▼

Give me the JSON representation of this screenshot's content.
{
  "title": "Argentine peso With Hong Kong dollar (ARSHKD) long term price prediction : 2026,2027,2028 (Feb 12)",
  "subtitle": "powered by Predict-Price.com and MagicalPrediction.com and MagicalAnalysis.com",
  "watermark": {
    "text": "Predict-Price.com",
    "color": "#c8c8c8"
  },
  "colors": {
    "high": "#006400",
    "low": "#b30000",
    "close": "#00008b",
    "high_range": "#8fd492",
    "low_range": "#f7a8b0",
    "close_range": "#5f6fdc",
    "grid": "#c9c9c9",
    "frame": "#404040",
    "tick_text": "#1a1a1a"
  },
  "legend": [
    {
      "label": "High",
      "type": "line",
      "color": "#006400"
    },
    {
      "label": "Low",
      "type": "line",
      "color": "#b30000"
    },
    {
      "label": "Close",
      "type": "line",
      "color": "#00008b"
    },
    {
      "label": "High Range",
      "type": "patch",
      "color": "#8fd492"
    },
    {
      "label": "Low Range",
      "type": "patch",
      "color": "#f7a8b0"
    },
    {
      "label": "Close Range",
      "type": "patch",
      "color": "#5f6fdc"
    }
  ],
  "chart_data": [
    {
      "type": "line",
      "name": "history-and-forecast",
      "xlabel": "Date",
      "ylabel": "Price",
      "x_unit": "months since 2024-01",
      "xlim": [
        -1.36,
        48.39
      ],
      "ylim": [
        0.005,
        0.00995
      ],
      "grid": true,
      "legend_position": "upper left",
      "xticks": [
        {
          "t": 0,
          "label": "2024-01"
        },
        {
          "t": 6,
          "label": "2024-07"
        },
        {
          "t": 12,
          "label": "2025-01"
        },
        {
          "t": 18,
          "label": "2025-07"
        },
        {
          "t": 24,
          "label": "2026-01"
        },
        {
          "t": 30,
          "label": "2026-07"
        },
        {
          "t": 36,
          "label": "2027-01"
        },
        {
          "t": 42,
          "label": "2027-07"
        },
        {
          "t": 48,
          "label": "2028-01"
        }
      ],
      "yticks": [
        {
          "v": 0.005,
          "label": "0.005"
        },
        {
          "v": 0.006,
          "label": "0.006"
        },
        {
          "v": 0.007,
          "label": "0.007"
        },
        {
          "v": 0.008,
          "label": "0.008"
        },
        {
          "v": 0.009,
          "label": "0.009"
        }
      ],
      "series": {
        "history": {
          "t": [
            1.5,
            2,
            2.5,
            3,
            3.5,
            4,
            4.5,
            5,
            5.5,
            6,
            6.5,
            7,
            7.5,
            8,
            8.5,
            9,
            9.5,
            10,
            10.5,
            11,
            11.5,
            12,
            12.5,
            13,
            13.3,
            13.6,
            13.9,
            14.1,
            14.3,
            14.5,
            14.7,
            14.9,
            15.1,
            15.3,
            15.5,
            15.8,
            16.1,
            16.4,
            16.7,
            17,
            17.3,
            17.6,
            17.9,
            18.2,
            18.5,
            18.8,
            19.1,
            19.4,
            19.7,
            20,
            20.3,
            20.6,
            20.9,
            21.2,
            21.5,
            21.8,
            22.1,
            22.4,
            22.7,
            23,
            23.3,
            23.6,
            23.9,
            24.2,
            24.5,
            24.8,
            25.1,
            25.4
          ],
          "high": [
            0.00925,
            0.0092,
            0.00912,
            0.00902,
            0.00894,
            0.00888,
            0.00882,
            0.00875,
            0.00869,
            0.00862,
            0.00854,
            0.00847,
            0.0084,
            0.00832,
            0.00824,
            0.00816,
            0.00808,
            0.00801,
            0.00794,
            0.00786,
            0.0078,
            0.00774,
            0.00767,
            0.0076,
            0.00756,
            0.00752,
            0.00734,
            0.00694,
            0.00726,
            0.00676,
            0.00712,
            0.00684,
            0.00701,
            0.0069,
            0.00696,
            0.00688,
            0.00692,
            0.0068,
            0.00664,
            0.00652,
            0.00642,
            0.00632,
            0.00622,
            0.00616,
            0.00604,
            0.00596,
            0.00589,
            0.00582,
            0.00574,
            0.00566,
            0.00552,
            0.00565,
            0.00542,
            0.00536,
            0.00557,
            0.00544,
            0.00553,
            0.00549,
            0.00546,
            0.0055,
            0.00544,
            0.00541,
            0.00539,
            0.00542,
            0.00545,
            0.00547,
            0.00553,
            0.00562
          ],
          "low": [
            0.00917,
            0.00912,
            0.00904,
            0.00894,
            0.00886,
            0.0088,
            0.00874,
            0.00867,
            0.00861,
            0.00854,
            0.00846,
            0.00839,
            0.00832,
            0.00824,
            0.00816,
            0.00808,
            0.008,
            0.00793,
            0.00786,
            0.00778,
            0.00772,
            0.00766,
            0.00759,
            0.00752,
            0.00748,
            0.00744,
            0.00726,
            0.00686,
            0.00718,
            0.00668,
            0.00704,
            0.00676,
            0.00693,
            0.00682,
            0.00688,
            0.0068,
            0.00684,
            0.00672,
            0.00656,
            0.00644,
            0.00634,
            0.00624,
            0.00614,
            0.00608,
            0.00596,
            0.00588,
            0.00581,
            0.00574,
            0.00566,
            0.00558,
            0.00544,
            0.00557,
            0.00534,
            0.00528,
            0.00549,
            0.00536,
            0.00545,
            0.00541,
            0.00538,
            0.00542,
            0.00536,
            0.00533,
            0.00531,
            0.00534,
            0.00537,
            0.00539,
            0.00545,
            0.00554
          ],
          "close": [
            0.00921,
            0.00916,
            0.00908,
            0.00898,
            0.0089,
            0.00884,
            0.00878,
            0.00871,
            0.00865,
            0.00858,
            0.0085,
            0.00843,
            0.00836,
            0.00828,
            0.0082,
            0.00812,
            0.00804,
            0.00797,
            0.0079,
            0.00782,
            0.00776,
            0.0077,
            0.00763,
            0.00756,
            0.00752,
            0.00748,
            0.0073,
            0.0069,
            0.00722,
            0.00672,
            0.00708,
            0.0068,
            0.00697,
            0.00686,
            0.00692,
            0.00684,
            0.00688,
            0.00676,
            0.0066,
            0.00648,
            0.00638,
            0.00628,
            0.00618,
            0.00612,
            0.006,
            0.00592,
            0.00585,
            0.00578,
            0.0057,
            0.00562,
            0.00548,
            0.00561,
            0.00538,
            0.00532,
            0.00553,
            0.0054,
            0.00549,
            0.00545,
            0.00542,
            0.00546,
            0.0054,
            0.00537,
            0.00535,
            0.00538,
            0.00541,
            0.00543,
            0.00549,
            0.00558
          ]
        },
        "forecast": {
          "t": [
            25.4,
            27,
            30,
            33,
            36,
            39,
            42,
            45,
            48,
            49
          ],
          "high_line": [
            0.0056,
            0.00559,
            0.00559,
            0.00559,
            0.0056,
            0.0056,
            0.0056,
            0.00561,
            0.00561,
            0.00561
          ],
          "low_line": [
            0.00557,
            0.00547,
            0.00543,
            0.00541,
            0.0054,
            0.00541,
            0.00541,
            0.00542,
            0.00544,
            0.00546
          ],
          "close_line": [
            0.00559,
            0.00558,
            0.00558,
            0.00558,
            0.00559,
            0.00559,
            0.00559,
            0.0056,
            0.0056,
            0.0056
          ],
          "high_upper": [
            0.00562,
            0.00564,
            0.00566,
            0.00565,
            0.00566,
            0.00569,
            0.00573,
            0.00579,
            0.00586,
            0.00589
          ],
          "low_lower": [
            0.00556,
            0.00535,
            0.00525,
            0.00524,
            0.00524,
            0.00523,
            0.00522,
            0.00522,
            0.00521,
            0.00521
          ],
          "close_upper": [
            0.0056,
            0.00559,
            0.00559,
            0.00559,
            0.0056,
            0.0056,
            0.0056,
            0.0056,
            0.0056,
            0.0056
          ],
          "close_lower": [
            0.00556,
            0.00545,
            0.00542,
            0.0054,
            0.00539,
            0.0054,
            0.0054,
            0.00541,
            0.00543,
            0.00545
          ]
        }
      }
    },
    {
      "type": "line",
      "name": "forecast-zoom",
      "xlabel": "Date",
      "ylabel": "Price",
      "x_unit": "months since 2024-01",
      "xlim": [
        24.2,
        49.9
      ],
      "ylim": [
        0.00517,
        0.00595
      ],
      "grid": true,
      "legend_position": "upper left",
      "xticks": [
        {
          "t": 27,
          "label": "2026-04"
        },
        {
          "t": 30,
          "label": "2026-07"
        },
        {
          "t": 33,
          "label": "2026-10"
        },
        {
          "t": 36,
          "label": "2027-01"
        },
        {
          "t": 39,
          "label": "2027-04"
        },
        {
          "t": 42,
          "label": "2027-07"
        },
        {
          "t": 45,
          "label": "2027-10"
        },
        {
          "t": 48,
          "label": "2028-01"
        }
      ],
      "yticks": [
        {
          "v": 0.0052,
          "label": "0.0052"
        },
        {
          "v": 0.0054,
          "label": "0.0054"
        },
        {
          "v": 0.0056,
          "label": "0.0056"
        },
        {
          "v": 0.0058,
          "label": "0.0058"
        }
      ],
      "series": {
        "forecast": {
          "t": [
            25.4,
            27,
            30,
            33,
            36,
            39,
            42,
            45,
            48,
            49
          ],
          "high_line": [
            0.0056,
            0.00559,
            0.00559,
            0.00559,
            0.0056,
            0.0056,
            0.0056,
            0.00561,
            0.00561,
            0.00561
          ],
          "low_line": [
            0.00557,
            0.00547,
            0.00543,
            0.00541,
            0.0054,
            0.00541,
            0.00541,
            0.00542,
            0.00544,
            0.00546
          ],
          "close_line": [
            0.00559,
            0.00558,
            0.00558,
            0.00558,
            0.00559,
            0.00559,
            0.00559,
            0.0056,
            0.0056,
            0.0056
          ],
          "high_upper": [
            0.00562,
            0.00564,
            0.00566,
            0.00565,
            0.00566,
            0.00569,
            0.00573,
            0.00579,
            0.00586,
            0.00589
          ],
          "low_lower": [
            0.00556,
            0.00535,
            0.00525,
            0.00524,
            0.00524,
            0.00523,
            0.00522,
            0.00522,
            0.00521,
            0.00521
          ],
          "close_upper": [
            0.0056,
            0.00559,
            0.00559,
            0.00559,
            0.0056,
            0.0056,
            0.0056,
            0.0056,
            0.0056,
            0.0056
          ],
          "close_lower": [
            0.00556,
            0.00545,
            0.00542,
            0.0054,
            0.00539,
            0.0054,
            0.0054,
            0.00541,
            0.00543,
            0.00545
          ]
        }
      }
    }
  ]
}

▲

## Task to carry out
Collect each line containing the string "name".

## Reply
      "name": "history-and-forecast",
      "name": "forecast-zoom",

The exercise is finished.